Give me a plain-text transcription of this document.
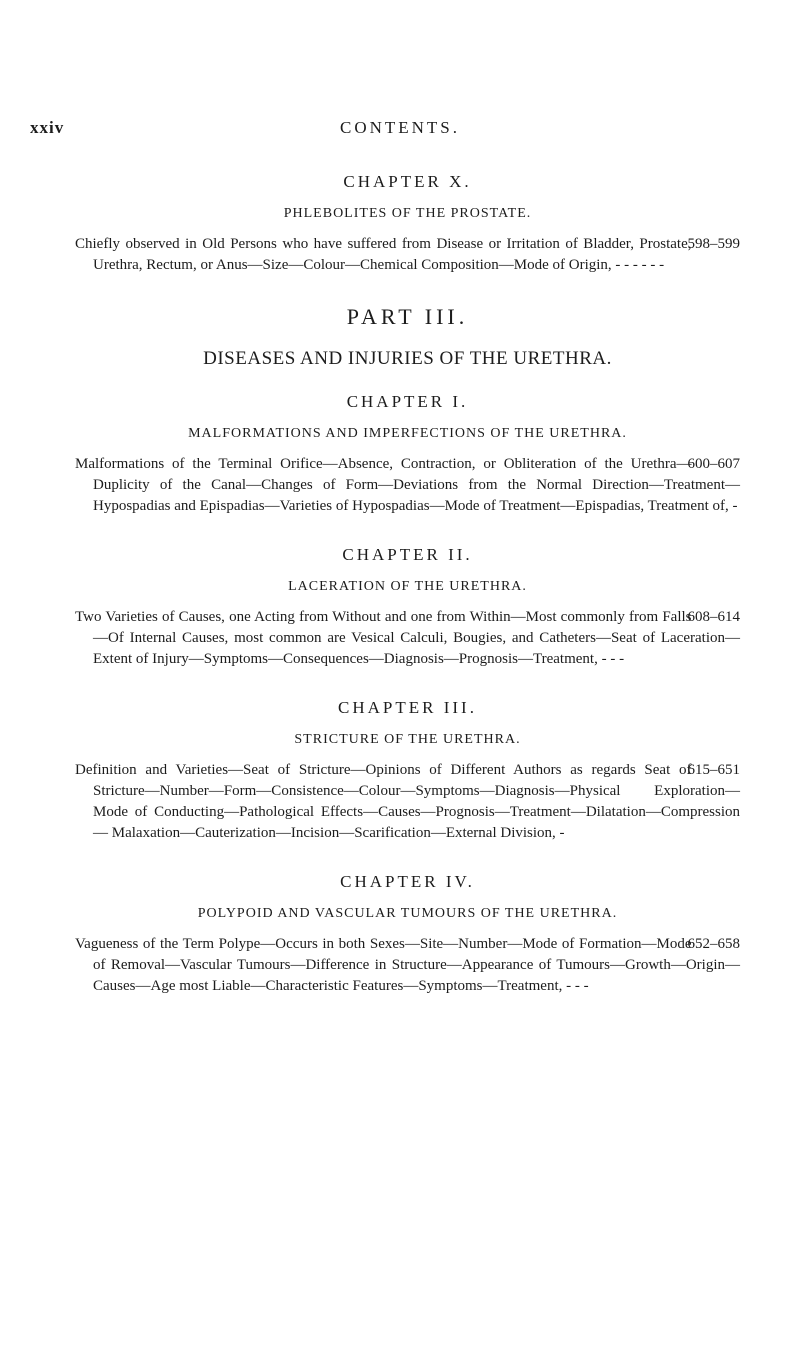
xxiv	CONTENTS.
CHAPTER X.
PHLEBOLITES OF THE PROSTATE.

598–599
Chiefly observed in Old Persons who have suffered from Disease or Irritation of Bladder, Prostate, Urethra, Rectum, or Anus—Size—Colour—Chemical Composition—Mode of Origin, - - - - - -

PART III.
DISEASES AND INJURIES OF THE URETHRA.
CHAPTER I.
MALFORMATIONS AND IMPERFECTIONS OF THE URETHRA.

600–607
Malformations of the Terminal Orifice—Absence, Contraction, or Obliteration of the Urethra—Duplicity of the Canal—Changes of Form—Deviations from the Normal Direction—Treatment—Hypospadias and Epispadias—Varieties of Hypospadias—Mode of Treatment—Epispadias, Treatment of, -

CHAPTER II.
LACERATION OF THE URETHRA.

608–614
Two Varieties of Causes, one Acting from Without and one from Within—Most commonly from Falls—Of Internal Causes, most common are Vesical Calculi, Bougies, and Catheters—Seat of Laceration—Extent of Injury—Symptoms—Consequences—Diagnosis—Prognosis—Treatment, - - -

CHAPTER III.
STRICTURE OF THE URETHRA.

615–651
Definition and Varieties—Seat of Stricture—Opinions of Different Authors as regards Seat of Stricture—Number—Form—Consistence—Colour—Symptoms—Diagnosis—Physical Exploration—Mode of Conducting—Pathological Effects—Causes—Prognosis—Treatment—Dilatation—Compression — Malaxation—Cauterization—Incision—Scarification—External Division, -

CHAPTER IV.
POLYPOID AND VASCULAR TUMOURS OF THE URETHRA.

652–658
Vagueness of the Term Polype—Occurs in both Sexes—Site—Number—Mode of Formation—Mode of Removal—Vascular Tumours—Difference in Structure—Appearance of Tumours—Growth—Origin—Causes—Age most Liable—Characteristic Features—Symptoms—Treatment, - - -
§ §
REQUIRED WORK: Pictures in the records above should not be copied. Repeat everything else exactly.

ANSWER TO THIS PROBLEM:
Give me a plain-text transcription of this document.
xxiv	CONTENTS.
CHAPTER X.
PHLEBOLITES OF THE PROSTATE.

598–599
Chiefly observed in Old Persons who have suffered from Disease or Irritation of Bladder, Prostate, Urethra, Rectum, or Anus—Size—Colour—Chemical Composition—Mode of Origin, - - - - - -

PART III.
DISEASES AND INJURIES OF THE URETHRA.
CHAPTER I.
MALFORMATIONS AND IMPERFECTIONS OF THE URETHRA.

600–607
Malformations of the Terminal Orifice—Absence, Contraction, or Obliteration of the Urethra—Duplicity of the Canal—Changes of Form—Deviations from the Normal Direction—Treatment—Hypospadias and Epispadias—Varieties of Hypospadias—Mode of Treatment—Epispadias, Treatment of, -

CHAPTER II.
LACERATION OF THE URETHRA.

608–614
Two Varieties of Causes, one Acting from Without and one from Within—Most commonly from Falls—Of Internal Causes, most common are Vesical Calculi, Bougies, and Catheters—Seat of Laceration—Extent of Injury—Symptoms—Consequences—Diagnosis—Prognosis—Treatment, - - -

CHAPTER III.
STRICTURE OF THE URETHRA.

615–651
Definition and Varieties—Seat of Stricture—Opinions of Different Authors as regards Seat of Stricture—Number—Form—Consistence—Colour—Symptoms—Diagnosis—Physical Exploration—Mode of Conducting—Pathological Effects—Causes—Prognosis—Treatment—Dilatation—Compression — Malaxation—Cauterization—Incision—Scarification—External Division, -

CHAPTER IV.
POLYPOID AND VASCULAR TUMOURS OF THE URETHRA.

652–658
Vagueness of the Term Polype—Occurs in both Sexes—Site—Number—Mode of Formation—Mode of Removal—Vascular Tumours—Difference in Structure—Appearance of Tumours—Growth—Origin—Causes—Age most Liable—Characteristic Features—Symptoms—Treatment, - - -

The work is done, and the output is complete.